§ WHAT IS EXPECTED:
Write the records out again, keeping each line exactly as it is.

——

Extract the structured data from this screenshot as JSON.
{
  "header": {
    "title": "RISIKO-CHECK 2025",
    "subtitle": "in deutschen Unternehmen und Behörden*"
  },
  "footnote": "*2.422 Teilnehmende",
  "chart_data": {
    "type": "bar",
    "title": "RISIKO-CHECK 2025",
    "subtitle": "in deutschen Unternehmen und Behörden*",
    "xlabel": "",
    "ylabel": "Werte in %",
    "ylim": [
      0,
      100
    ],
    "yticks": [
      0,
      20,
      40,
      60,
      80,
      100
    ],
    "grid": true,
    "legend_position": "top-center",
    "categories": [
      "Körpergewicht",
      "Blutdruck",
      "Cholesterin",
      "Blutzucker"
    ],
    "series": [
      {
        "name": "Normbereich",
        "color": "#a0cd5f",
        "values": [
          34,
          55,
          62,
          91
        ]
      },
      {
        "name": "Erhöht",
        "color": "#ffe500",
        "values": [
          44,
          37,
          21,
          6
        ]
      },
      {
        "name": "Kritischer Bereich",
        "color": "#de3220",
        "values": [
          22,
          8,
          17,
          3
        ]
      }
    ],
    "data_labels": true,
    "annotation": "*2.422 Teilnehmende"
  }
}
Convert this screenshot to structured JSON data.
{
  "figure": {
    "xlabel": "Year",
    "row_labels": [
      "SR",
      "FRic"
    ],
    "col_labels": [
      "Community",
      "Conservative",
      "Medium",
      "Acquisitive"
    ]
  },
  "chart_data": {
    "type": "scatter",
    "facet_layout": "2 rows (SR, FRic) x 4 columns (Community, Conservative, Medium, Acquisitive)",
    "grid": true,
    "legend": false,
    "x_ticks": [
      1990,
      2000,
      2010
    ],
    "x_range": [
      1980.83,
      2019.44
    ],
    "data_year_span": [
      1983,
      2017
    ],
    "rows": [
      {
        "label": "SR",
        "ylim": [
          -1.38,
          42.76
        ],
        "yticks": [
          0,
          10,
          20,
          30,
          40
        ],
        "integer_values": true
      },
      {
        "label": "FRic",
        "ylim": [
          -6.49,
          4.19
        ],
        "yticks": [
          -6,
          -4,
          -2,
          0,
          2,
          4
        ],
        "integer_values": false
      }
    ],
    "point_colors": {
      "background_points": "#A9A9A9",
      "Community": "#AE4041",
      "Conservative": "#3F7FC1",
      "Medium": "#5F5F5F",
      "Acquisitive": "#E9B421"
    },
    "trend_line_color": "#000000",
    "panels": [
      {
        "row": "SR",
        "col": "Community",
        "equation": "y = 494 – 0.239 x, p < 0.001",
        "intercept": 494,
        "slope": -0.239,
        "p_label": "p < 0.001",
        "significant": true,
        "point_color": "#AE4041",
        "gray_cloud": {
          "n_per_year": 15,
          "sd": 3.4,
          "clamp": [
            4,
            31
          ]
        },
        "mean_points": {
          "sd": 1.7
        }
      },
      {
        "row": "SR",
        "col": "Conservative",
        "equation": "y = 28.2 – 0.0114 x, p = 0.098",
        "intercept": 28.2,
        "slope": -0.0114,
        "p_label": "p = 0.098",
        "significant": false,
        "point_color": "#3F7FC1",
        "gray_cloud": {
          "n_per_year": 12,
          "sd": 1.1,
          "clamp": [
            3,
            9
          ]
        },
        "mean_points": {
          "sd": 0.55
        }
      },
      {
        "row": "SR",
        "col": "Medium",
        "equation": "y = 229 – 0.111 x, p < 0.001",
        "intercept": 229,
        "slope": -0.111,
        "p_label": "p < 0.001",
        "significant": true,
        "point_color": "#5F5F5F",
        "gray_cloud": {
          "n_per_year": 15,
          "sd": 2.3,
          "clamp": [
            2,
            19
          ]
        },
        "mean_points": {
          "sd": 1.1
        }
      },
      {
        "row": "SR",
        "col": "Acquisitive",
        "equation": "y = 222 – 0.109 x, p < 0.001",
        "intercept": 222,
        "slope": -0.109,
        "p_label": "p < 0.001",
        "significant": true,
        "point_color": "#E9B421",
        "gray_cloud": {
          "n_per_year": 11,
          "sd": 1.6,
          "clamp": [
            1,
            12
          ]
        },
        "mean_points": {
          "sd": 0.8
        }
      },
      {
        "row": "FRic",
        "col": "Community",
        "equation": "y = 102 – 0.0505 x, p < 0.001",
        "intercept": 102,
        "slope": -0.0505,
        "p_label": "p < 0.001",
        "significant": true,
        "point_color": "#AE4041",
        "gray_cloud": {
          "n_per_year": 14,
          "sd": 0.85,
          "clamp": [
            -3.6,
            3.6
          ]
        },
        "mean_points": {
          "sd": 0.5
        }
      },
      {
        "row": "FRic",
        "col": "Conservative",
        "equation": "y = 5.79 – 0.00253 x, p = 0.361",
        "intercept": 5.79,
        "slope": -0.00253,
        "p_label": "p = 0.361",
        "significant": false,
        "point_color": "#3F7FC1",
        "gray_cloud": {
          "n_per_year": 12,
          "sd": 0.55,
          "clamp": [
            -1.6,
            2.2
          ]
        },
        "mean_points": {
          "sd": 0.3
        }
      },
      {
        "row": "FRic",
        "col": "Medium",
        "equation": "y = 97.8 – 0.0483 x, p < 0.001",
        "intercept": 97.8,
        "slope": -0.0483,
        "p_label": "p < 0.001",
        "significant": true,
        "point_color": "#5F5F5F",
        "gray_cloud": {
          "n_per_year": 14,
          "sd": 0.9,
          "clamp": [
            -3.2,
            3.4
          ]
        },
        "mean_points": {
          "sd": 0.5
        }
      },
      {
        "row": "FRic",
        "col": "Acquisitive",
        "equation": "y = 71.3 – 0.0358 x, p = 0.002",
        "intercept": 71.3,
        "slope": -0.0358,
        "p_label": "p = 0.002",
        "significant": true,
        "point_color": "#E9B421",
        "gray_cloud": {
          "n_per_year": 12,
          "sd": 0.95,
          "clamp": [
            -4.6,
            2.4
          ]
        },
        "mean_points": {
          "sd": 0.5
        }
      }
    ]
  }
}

——

§ ANSWER TO THE EXERCISE:
Extract the structured data from this screenshot as JSON.
{
  "header": {
    "title": "RISIKO-CHECK 2025",
    "subtitle": "in deutschen Unternehmen und Behörden*"
  },
  "footnote": "*2.422 Teilnehmende",
  "chart_data": {
    "type": "bar",
    "title": "RISIKO-CHECK 2025",
    "subtitle": "in deutschen Unternehmen und Behörden*",
    "xlabel": "",
    "ylabel": "Werte in %",
    "ylim": [
      0,
      100
    ],
    "yticks": [
      0,
      20,
      40,
      60,
      80,
      100
    ],
    "grid": true,
    "legend_position": "top-center",
    "categories": [
      "Körpergewicht",
      "Blutdruck",
      "Cholesterin",
      "Blutzucker"
    ],
    "series": [
      {
        "name": "Normbereich",
        "color": "#a0cd5f",
        "values": [
          34,
          55,
          62,
          91
        ]
      },
      {
        "name": "Erhöht",
        "color": "#ffe500",
        "values": [
          44,
          37,
          21,
          6
        ]
      },
      {
        "name": "Kritischer Bereich",
        "color": "#de3220",
        "values": [
          22,
          8,
          17,
          3
        ]
      }
    ],
    "data_labels": true,
    "annotation": "*2.422 Teilnehmende"
  }
}
Convert this screenshot to structured JSON data.
{
  "figure": {
    "xlabel": "Year",
    "row_labels": [
      "SR",
      "FRic"
    ],
    "col_labels": [
      "Community",
      "Conservative",
      "Medium",
      "Acquisitive"
    ]
  },
  "chart_data": {
    "type": "scatter",
    "facet_layout": "2 rows (SR, FRic) x 4 columns (Community, Conservative, Medium, Acquisitive)",
    "grid": true,
    "legend": false,
    "x_ticks": [
      1990,
      2000,
      2010
    ],
    "x_range": [
      1980.83,
      2019.44
    ],
    "data_year_span": [
      1983,
      2017
    ],
    "rows": [
      {
        "label": "SR",
        "ylim": [
          -1.38,
          42.76
        ],
        "yticks": [
          0,
          10,
          20,
          30,
          40
        ],
        "integer_values": true
      },
      {
        "label": "FRic",
        "ylim": [
          -6.49,
          4.19
        ],
        "yticks": [
          -6,
          -4,
          -2,
          0,
          2,
          4
        ],
        "integer_values": false
      }
    ],
    "point_colors": {
      "background_points": "#A9A9A9",
      "Community": "#AE4041",
      "Conservative": "#3F7FC1",
      "Medium": "#5F5F5F",
      "Acquisitive": "#E9B421"
    },
    "trend_line_color": "#000000",
    "panels": [
      {
        "row": "SR",
        "col": "Community",
        "equation": "y = 494 – 0.239 x, p < 0.001",
        "intercept": 494,
        "slope": -0.239,
        "p_label": "p < 0.001",
        "significant": true,
        "point_color": "#AE4041",
        "gray_cloud": {
          "n_per_year": 15,
          "sd": 3.4,
          "clamp": [
            4,
            31
          ]
        },
        "mean_points": {
          "sd": 1.7
        }
      },
      {
        "row": "SR",
        "col": "Conservative",
        "equation": "y = 28.2 – 0.0114 x, p = 0.098",
        "intercept": 28.2,
        "slope": -0.0114,
        "p_label": "p = 0.098",
        "significant": false,
        "point_color": "#3F7FC1",
        "gray_cloud": {
          "n_per_year": 12,
          "sd": 1.1,
          "clamp": [
            3,
            9
          ]
        },
        "mean_points": {
          "sd": 0.55
        }
      },
      {
        "row": "SR",
        "col": "Medium",
        "equation": "y = 229 – 0.111 x, p < 0.001",
        "intercept": 229,
        "slope": -0.111,
        "p_label": "p < 0.001",
        "significant": true,
        "point_color": "#5F5F5F",
        "gray_cloud": {
          "n_per_year": 15,
          "sd": 2.3,
          "clamp": [
            2,
            19
          ]
        },
        "mean_points": {
          "sd": 1.1
        }
      },
      {
        "row": "SR",
        "col": "Acquisitive",
        "equation": "y = 222 – 0.109 x, p < 0.001",
        "intercept": 222,
        "slope": -0.109,
        "p_label": "p < 0.001",
        "significant": true,
        "point_color": "#E9B421",
        "gray_cloud": {
          "n_per_year": 11,
          "sd": 1.6,
          "clamp": [
            1,
            12
          ]
        },
        "mean_points": {
          "sd": 0.8
        }
      },
      {
        "row": "FRic",
        "col": "Community",
        "equation": "y = 102 – 0.0505 x, p < 0.001",
        "intercept": 102,
        "slope": -0.0505,
        "p_label": "p < 0.001",
        "significant": true,
        "point_color": "#AE4041",
        "gray_cloud": {
          "n_per_year": 14,
          "sd": 0.85,
          "clamp": [
            -3.6,
            3.6
          ]
        },
        "mean_points": {
          "sd": 0.5
        }
      },
      {
        "row": "FRic",
        "col": "Conservative",
        "equation": "y = 5.79 – 0.00253 x, p = 0.361",
        "intercept": 5.79,
        "slope": -0.00253,
        "p_label": "p = 0.361",
        "significant": false,
        "point_color": "#3F7FC1",
        "gray_cloud": {
          "n_per_year": 12,
          "sd": 0.55,
          "clamp": [
            -1.6,
            2.2
          ]
        },
        "mean_points": {
          "sd": 0.3
        }
      },
      {
        "row": "FRic",
        "col": "Medium",
        "equation": "y = 97.8 – 0.0483 x, p < 0.001",
        "intercept": 97.8,
        "slope": -0.0483,
        "p_label": "p < 0.001",
        "significant": true,
        "point_color": "#5F5F5F",
        "gray_cloud": {
          "n_per_year": 14,
          "sd": 0.9,
          "clamp": [
            -3.2,
            3.4
          ]
        },
        "mean_points": {
          "sd": 0.5
        }
      },
      {
        "row": "FRic",
        "col": "Acquisitive",
        "equation": "y = 71.3 – 0.0358 x, p = 0.002",
        "intercept": 71.3,
        "slope": -0.0358,
        "p_label": "p = 0.002",
        "significant": true,
        "point_color": "#E9B421",
        "gray_cloud": {
          "n_per_year": 12,
          "sd": 0.95,
          "clamp": [
            -4.6,
            2.4
          ]
        },
        "mean_points": {
          "sd": 0.5
        }
      }
    ]
  }
}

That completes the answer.